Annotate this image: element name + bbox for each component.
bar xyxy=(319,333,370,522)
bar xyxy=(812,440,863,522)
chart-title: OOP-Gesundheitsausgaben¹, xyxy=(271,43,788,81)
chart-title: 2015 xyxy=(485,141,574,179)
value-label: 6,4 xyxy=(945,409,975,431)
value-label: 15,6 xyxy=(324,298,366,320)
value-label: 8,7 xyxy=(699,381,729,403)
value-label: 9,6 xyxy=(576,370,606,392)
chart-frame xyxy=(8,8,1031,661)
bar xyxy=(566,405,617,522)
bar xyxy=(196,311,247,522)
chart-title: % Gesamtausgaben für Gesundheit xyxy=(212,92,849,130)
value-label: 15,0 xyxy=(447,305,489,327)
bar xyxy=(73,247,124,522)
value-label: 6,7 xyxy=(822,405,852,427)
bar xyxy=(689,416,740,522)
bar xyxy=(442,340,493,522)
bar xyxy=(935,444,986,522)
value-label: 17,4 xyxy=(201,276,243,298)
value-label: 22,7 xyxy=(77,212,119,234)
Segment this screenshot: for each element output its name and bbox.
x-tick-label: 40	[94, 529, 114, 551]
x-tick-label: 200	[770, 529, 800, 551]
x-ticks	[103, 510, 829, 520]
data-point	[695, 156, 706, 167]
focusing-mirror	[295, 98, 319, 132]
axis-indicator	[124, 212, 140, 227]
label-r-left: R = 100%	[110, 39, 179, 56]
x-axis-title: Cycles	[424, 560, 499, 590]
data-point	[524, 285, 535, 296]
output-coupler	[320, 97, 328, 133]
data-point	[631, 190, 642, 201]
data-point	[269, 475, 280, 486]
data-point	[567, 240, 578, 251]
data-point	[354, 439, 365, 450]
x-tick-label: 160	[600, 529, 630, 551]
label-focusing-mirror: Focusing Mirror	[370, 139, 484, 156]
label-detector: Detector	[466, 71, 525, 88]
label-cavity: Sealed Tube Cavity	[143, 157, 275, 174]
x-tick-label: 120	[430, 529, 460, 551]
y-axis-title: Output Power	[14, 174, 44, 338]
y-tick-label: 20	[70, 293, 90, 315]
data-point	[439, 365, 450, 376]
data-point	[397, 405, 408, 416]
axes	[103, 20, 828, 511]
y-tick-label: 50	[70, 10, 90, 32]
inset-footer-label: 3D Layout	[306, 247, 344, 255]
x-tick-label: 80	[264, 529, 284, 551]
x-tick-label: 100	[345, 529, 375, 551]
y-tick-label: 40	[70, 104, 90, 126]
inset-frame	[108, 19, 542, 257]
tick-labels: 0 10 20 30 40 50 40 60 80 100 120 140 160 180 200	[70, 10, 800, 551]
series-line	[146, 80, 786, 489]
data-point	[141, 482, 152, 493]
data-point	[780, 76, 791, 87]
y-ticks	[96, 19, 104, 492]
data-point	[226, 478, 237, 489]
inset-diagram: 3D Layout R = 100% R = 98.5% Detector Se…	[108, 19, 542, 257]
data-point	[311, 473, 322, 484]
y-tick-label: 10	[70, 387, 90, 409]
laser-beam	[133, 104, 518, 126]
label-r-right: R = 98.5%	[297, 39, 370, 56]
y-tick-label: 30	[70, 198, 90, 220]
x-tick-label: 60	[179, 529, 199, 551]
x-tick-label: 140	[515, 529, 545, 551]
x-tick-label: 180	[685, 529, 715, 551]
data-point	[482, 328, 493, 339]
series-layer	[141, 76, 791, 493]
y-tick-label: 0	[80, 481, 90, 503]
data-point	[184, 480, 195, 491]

#### YOUR GOAL
Turn every line of the entries above into a single numbered list, leaving out any blank lines.

#### WRITTEN ANSWER
1. Annotate this image: element name + bbox for each component.
2. bar xyxy=(319,333,370,522)
3. bar xyxy=(812,440,863,522)
4. chart-title: OOP-Gesundheitsausgaben¹, xyxy=(271,43,788,81)
5. chart-title: 2015 xyxy=(485,141,574,179)
6. value-label: 6,4 xyxy=(945,409,975,431)
7. value-label: 15,6 xyxy=(324,298,366,320)
8. value-label: 8,7 xyxy=(699,381,729,403)
9. value-label: 9,6 xyxy=(576,370,606,392)
10. chart-frame xyxy=(8,8,1031,661)
11. bar xyxy=(566,405,617,522)
12. bar xyxy=(196,311,247,522)
13. chart-title: % Gesamtausgaben für Gesundheit xyxy=(212,92,849,130)
14. value-label: 15,0 xyxy=(447,305,489,327)
15. bar xyxy=(73,247,124,522)
16. value-label: 6,7 xyxy=(822,405,852,427)
17. bar xyxy=(689,416,740,522)
18. bar xyxy=(442,340,493,522)
19. bar xyxy=(935,444,986,522)
20. value-label: 17,4 xyxy=(201,276,243,298)
21. value-label: 22,7 xyxy=(77,212,119,234)
22. Segment this screenshot: for each element output its name and bbox.
23. x-tick-label: 40	[94, 529, 114, 551]
24. x-tick-label: 200	[770, 529, 800, 551]
25. x-ticks	[103, 510, 829, 520]
26. data-point	[695, 156, 706, 167]
27. focusing-mirror	[295, 98, 319, 132]
28. axis-indicator	[124, 212, 140, 227]
29. label-r-left: R = 100%	[110, 39, 179, 56]
30. x-axis-title: Cycles	[424, 560, 499, 590]
31. data-point	[524, 285, 535, 296]
32. output-coupler	[320, 97, 328, 133]
33. data-point	[631, 190, 642, 201]
34. data-point	[269, 475, 280, 486]
35. data-point	[567, 240, 578, 251]
36. data-point	[354, 439, 365, 450]
37. x-tick-label: 160	[600, 529, 630, 551]
38. label-focusing-mirror: Focusing Mirror	[370, 139, 484, 156]
39. label-detector: Detector	[466, 71, 525, 88]
40. label-cavity: Sealed Tube Cavity	[143, 157, 275, 174]
41. x-tick-label: 120	[430, 529, 460, 551]
42. y-axis-title: Output Power	[14, 174, 44, 338]
43. y-tick-label: 20	[70, 293, 90, 315]
44. data-point	[439, 365, 450, 376]
45. data-point	[397, 405, 408, 416]
46. axes	[103, 20, 828, 511]
47. y-tick-label: 50	[70, 10, 90, 32]
48. inset-footer-label: 3D Layout	[306, 247, 344, 255]
49. x-tick-label: 80	[264, 529, 284, 551]
50. x-tick-label: 100	[345, 529, 375, 551]
51. y-tick-label: 40	[70, 104, 90, 126]
52. inset-frame	[108, 19, 542, 257]
53. tick-labels: 0 10 20 30 40 50 40 60 80 100 120 140 160 180 200	[70, 10, 800, 551]
54. series-line	[146, 80, 786, 489]
55. data-point	[141, 482, 152, 493]
56. data-point	[780, 76, 791, 87]
57. y-ticks	[96, 19, 104, 492]
58. data-point	[226, 478, 237, 489]
59. inset-diagram: 3D Layout R = 100% R = 98.5% Detector Se…	[108, 19, 542, 257]
60. data-point	[311, 473, 322, 484]
61. y-tick-label: 10	[70, 387, 90, 409]
62. laser-beam	[133, 104, 518, 126]
63. label-r-right: R = 98.5%	[297, 39, 370, 56]
64. y-tick-label: 30	[70, 198, 90, 220]
65. x-tick-label: 60	[179, 529, 199, 551]
66. x-tick-label: 140	[515, 529, 545, 551]
67. x-tick-label: 180	[685, 529, 715, 551]
68. data-point	[482, 328, 493, 339]
69. series-layer	[141, 76, 791, 493]
70. y-tick-label: 0	[80, 481, 90, 503]
71. data-point	[184, 480, 195, 491]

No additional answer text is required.